• **Dataset entries**
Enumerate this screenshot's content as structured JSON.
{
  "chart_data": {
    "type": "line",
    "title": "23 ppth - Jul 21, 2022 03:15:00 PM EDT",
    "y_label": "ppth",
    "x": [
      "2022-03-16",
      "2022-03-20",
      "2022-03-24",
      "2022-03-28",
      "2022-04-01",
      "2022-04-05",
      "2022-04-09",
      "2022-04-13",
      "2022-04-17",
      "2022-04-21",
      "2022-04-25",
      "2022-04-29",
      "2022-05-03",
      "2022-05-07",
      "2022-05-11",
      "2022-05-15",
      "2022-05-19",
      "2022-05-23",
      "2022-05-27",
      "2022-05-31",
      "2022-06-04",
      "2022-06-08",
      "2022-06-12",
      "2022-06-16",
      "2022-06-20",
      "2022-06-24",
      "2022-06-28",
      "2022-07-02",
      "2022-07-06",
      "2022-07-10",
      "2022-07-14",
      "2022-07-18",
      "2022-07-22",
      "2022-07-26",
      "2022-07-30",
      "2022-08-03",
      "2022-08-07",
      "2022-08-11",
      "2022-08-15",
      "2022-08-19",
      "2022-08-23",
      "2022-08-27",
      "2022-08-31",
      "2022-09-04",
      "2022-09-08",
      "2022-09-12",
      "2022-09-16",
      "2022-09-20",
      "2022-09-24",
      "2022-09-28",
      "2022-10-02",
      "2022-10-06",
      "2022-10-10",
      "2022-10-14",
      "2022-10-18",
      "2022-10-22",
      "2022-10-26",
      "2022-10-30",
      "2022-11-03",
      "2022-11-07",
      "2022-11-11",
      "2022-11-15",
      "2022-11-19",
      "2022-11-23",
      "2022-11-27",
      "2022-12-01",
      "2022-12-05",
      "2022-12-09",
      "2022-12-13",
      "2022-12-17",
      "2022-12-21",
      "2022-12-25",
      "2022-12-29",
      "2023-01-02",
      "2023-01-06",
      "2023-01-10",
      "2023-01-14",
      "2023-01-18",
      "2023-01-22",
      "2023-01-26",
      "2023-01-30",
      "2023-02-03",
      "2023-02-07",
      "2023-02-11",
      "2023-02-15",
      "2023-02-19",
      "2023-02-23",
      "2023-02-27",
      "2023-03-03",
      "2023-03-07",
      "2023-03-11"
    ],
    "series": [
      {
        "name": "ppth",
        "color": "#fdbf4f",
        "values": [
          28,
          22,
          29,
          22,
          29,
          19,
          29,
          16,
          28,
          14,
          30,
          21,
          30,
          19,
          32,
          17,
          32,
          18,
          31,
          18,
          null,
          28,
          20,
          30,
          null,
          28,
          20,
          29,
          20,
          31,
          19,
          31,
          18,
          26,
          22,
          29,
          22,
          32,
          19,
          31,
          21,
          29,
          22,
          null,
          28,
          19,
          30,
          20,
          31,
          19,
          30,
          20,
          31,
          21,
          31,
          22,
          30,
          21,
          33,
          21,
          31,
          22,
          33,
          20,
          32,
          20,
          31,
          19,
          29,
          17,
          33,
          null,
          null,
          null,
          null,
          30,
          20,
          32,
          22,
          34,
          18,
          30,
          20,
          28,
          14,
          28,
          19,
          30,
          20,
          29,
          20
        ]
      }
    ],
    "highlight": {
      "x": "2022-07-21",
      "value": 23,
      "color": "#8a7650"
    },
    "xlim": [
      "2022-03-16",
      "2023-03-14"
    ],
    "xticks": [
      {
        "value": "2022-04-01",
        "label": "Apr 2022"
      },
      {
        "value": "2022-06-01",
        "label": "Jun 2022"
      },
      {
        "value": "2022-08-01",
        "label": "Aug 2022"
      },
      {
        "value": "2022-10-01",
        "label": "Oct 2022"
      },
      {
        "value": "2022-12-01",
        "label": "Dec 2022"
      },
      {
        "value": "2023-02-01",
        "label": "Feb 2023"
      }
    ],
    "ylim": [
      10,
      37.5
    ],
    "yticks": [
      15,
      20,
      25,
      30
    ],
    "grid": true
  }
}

• **Task prompt**
Your answer should be one number: how many lines of the listing include the word "ppth".

• **The result**
3